_To do:_ From the entries below, list each line with "name".

(Figure contents as structured data)

________________________________________

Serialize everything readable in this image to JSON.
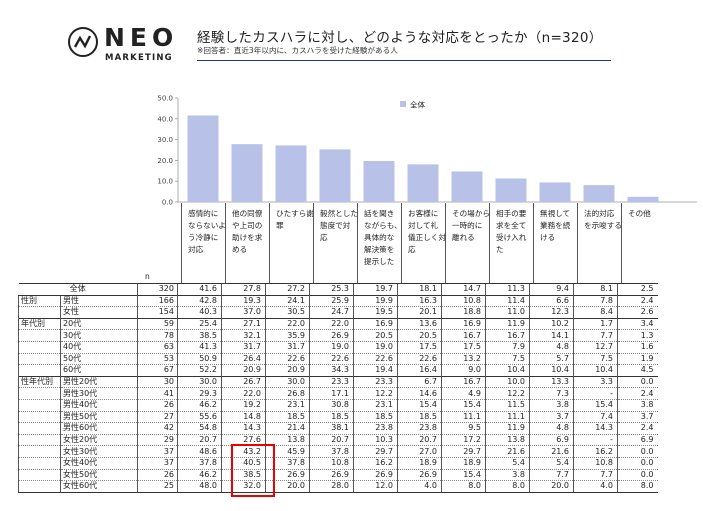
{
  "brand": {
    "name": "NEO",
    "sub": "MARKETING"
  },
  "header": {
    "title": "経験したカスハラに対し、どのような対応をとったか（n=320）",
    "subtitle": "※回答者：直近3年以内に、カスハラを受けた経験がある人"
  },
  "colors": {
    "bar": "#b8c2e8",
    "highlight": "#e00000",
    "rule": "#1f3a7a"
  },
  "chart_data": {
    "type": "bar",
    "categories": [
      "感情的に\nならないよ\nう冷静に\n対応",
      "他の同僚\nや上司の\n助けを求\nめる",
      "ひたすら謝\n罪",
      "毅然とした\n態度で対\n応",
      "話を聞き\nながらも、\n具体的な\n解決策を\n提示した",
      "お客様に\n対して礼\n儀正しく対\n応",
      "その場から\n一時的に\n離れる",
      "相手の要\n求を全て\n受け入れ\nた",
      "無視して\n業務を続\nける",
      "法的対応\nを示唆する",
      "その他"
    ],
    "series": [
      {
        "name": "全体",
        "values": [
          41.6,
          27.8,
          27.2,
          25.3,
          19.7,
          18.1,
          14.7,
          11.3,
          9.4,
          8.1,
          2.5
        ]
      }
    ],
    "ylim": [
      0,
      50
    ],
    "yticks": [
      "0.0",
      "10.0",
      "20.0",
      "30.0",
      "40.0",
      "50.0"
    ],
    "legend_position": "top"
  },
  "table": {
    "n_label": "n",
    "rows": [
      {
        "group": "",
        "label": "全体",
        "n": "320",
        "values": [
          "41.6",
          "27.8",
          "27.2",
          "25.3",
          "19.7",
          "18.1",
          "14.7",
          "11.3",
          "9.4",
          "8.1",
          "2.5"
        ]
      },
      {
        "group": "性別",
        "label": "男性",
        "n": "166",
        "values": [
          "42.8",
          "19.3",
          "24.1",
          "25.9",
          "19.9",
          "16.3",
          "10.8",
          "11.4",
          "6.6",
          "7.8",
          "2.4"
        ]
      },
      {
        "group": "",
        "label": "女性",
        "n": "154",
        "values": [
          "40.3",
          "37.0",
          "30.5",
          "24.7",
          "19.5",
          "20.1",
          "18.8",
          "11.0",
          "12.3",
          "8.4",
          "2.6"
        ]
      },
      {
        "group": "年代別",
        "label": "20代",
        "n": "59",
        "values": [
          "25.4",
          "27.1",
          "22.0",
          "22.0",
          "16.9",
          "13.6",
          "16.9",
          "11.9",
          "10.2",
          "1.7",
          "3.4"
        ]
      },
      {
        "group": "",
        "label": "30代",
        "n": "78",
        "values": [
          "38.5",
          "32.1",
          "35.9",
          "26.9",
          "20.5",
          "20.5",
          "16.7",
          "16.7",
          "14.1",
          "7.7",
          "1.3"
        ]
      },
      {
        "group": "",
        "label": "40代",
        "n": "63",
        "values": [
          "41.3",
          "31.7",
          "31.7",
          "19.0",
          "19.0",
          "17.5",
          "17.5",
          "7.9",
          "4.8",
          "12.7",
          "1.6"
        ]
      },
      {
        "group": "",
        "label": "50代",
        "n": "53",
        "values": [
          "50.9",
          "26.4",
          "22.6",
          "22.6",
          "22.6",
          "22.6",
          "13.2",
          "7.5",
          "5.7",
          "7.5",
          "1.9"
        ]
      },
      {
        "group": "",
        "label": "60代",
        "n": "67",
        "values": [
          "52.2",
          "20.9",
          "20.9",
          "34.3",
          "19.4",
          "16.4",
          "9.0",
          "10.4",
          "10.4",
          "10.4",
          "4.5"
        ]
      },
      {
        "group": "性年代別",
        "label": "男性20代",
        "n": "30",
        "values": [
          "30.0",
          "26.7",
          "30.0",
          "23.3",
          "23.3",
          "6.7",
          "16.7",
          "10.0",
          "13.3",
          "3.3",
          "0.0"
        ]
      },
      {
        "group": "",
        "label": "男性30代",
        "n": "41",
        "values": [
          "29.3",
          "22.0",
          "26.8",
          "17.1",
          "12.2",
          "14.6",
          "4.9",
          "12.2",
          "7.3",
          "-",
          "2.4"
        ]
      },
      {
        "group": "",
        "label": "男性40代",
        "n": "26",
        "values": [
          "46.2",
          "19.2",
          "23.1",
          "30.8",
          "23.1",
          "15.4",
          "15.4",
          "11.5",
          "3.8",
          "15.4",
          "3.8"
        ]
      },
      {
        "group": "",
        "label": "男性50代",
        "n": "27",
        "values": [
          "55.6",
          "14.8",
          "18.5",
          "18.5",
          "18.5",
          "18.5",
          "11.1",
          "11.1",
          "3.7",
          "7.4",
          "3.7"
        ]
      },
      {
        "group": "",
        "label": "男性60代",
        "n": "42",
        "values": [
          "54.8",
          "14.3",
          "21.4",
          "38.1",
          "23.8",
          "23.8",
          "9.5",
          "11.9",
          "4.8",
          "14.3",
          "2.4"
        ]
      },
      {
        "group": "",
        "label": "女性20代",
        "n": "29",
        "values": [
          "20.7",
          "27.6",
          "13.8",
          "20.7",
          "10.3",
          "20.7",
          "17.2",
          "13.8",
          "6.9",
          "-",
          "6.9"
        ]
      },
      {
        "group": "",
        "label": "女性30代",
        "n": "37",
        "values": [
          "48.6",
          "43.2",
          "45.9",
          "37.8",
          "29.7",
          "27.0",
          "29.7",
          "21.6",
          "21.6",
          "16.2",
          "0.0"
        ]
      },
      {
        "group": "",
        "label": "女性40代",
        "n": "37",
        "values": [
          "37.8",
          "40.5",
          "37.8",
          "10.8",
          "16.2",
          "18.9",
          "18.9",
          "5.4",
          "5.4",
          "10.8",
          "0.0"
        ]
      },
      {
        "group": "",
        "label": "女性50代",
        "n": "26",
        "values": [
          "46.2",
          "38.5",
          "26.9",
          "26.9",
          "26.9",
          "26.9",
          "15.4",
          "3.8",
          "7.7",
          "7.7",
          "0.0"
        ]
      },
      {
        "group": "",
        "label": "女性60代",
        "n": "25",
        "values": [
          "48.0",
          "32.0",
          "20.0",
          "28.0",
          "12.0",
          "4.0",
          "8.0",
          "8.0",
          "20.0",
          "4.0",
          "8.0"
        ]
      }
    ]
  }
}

________________________________________

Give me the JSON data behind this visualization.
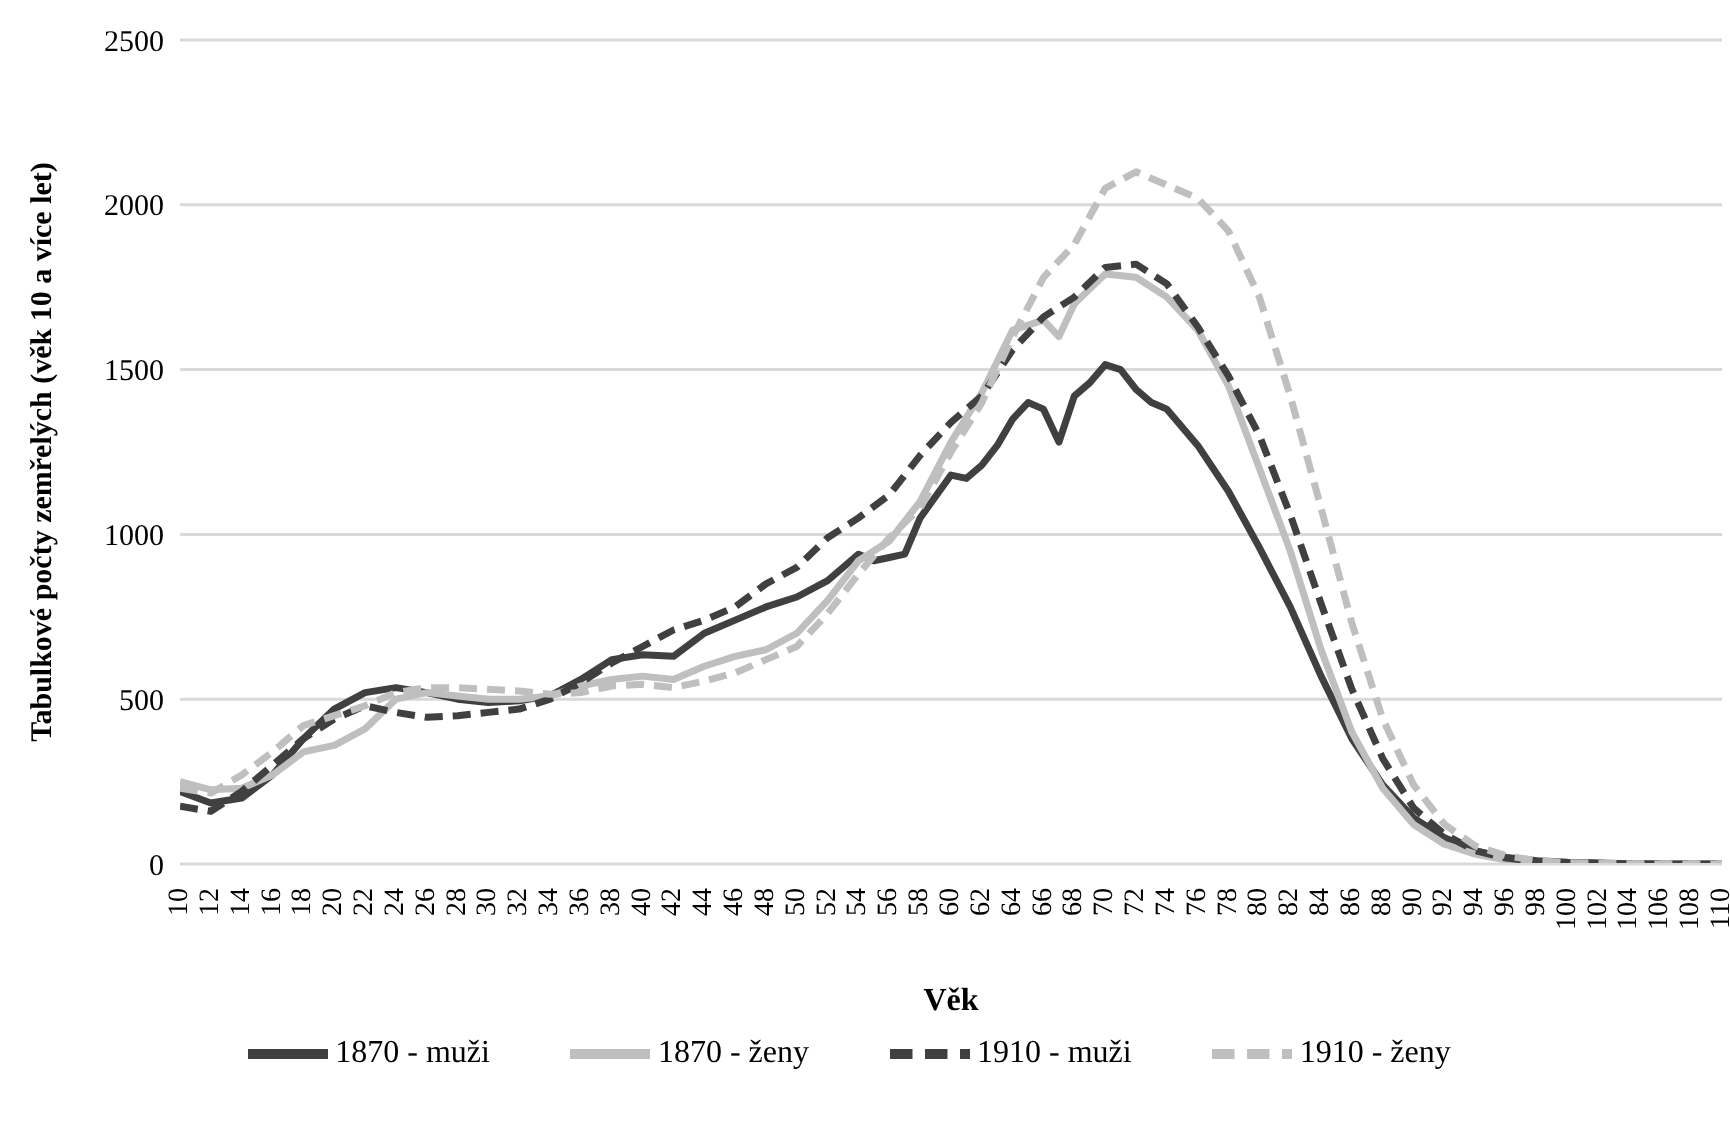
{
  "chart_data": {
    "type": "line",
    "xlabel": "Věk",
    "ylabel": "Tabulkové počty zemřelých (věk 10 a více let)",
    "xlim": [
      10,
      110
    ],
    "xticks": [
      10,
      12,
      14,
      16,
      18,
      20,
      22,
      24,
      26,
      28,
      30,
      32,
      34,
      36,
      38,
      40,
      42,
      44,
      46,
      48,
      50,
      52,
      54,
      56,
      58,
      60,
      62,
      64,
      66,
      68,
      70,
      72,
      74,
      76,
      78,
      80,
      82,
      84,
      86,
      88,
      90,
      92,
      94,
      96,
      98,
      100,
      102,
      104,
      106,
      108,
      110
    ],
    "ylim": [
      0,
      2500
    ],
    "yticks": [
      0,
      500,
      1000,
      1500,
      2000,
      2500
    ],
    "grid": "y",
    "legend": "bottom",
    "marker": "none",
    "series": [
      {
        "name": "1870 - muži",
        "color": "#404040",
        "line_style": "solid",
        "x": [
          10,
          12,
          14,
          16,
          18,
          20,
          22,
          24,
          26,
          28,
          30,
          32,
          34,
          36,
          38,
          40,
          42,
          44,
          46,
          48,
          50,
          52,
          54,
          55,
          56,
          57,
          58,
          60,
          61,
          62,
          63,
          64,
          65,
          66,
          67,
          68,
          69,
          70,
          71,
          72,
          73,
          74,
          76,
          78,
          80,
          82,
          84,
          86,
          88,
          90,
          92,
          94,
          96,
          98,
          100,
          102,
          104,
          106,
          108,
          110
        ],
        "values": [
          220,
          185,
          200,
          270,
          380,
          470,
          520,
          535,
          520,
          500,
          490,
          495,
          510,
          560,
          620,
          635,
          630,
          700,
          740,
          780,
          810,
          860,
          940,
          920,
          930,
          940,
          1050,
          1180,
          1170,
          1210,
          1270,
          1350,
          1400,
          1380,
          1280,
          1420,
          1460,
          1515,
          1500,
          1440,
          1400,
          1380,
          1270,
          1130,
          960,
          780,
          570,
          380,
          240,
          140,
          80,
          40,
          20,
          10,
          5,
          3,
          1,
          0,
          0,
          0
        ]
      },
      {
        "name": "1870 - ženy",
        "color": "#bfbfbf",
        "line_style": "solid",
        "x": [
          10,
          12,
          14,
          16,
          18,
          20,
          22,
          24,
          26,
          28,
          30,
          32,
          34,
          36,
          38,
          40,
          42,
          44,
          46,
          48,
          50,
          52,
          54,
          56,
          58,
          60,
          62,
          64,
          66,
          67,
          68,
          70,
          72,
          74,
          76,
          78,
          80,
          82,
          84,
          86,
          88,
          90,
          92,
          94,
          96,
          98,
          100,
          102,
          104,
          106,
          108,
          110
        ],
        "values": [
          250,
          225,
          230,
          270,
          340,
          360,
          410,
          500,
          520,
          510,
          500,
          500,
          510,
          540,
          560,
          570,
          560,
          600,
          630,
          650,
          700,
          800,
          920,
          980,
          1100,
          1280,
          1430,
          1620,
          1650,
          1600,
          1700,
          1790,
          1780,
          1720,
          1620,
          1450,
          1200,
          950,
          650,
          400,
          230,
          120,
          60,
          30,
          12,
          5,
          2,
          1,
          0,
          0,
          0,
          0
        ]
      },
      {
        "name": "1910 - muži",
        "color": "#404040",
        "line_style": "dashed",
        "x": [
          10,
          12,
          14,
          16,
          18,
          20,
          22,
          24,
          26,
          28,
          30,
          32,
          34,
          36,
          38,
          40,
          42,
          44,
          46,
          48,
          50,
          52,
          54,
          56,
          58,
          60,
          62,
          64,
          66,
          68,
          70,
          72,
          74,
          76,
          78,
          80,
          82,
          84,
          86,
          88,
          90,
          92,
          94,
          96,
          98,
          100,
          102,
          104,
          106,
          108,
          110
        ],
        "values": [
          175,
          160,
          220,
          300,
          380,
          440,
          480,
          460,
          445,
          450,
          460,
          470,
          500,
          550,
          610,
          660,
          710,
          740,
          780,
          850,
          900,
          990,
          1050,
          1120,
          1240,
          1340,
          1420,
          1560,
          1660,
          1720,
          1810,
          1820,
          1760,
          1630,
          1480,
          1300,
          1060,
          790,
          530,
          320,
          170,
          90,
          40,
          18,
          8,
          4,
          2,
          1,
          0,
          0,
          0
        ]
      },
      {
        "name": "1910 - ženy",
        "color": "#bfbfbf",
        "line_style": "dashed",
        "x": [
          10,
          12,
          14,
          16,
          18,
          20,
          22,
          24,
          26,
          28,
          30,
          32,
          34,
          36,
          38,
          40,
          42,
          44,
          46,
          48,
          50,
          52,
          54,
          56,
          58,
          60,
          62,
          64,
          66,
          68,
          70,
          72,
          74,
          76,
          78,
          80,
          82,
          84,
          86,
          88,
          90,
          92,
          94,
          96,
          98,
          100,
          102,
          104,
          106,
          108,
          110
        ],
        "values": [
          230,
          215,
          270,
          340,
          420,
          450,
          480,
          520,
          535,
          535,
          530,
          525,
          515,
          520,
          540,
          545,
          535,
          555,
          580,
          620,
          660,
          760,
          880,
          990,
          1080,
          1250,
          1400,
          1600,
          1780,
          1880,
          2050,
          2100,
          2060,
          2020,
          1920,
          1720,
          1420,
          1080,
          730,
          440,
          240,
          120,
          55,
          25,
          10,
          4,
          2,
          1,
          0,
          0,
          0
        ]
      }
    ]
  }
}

________________________________________

_Response to this exercise:_
    "name": "NEO",
        "name": "全体",
        "name": "1870 - muži",
        "name": "1870 - ženy",
        "name": "1910 - muži",
        "name": "1910 - ženy",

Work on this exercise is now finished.